(Stored entries)
----
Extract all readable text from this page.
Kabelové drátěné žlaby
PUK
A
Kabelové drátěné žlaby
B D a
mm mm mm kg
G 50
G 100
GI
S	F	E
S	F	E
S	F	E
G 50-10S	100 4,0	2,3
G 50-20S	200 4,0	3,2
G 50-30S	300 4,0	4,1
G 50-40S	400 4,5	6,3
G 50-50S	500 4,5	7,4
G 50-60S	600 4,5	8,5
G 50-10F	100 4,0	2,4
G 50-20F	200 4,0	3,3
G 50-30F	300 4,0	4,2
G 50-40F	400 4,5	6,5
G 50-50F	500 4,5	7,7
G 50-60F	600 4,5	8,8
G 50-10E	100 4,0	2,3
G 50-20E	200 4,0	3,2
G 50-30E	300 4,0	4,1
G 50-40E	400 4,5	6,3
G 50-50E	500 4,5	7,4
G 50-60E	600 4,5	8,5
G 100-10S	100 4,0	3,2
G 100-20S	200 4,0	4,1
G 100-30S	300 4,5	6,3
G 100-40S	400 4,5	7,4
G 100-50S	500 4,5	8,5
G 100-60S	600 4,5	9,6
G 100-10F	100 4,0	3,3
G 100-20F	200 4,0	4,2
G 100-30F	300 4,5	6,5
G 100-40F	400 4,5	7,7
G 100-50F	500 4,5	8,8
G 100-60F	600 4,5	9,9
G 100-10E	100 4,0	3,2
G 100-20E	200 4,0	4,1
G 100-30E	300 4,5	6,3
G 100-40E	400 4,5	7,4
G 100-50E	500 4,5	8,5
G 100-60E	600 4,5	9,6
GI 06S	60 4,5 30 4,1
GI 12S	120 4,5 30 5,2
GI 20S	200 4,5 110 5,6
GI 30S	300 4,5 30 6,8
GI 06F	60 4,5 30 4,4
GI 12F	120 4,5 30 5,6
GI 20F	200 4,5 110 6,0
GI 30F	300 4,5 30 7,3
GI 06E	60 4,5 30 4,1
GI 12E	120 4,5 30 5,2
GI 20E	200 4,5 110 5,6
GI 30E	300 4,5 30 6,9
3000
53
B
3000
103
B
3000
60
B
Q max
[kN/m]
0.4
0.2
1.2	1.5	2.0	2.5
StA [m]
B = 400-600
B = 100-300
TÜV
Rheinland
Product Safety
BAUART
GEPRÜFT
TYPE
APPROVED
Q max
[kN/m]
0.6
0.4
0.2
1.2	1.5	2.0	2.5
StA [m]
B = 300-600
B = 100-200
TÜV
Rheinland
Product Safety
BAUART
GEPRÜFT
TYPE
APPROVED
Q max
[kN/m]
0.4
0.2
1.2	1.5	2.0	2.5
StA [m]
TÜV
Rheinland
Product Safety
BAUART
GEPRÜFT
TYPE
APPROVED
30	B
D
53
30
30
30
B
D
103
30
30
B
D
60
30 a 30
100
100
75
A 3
----
- **Task to complete**
All records above must be set down exactly, please.

- **Solution below**
Extract all readable text from this page.
Kabelové drátěné žlaby
PUK
A
Kabelové drátěné žlaby
B D a
mm mm mm kg
G 50
G 100
GI
S	F	E
S	F	E
S	F	E
G 50-10S	100 4,0	2,3
G 50-20S	200 4,0	3,2
G 50-30S	300 4,0	4,1
G 50-40S	400 4,5	6,3
G 50-50S	500 4,5	7,4
G 50-60S	600 4,5	8,5
G 50-10F	100 4,0	2,4
G 50-20F	200 4,0	3,3
G 50-30F	300 4,0	4,2
G 50-40F	400 4,5	6,5
G 50-50F	500 4,5	7,7
G 50-60F	600 4,5	8,8
G 50-10E	100 4,0	2,3
G 50-20E	200 4,0	3,2
G 50-30E	300 4,0	4,1
G 50-40E	400 4,5	6,3
G 50-50E	500 4,5	7,4
G 50-60E	600 4,5	8,5
G 100-10S	100 4,0	3,2
G 100-20S	200 4,0	4,1
G 100-30S	300 4,5	6,3
G 100-40S	400 4,5	7,4
G 100-50S	500 4,5	8,5
G 100-60S	600 4,5	9,6
G 100-10F	100 4,0	3,3
G 100-20F	200 4,0	4,2
G 100-30F	300 4,5	6,5
G 100-40F	400 4,5	7,7
G 100-50F	500 4,5	8,8
G 100-60F	600 4,5	9,9
G 100-10E	100 4,0	3,2
G 100-20E	200 4,0	4,1
G 100-30E	300 4,5	6,3
G 100-40E	400 4,5	7,4
G 100-50E	500 4,5	8,5
G 100-60E	600 4,5	9,6
GI 06S	60 4,5 30 4,1
GI 12S	120 4,5 30 5,2
GI 20S	200 4,5 110 5,6
GI 30S	300 4,5 30 6,8
GI 06F	60 4,5 30 4,4
GI 12F	120 4,5 30 5,6
GI 20F	200 4,5 110 6,0
GI 30F	300 4,5 30 7,3
GI 06E	60 4,5 30 4,1
GI 12E	120 4,5 30 5,2
GI 20E	200 4,5 110 5,6
GI 30E	300 4,5 30 6,9
3000
53
B
3000
103
B
3000
60
B
Q max
[kN/m]
0.4
0.2
1.2	1.5	2.0	2.5
StA [m]
B = 400-600
B = 100-300
TÜV
Rheinland
Product Safety
BAUART
GEPRÜFT
TYPE
APPROVED
Q max
[kN/m]
0.6
0.4
0.2
1.2	1.5	2.0	2.5
StA [m]
B = 300-600
B = 100-200
TÜV
Rheinland
Product Safety
BAUART
GEPRÜFT
TYPE
APPROVED
Q max
[kN/m]
0.4
0.2
1.2	1.5	2.0	2.5
StA [m]
TÜV
Rheinland
Product Safety
BAUART
GEPRÜFT
TYPE
APPROVED
30	B
D
53
30
30
30
B
D
103
30
30
B
D
60
30 a 30
100
100
75
A 3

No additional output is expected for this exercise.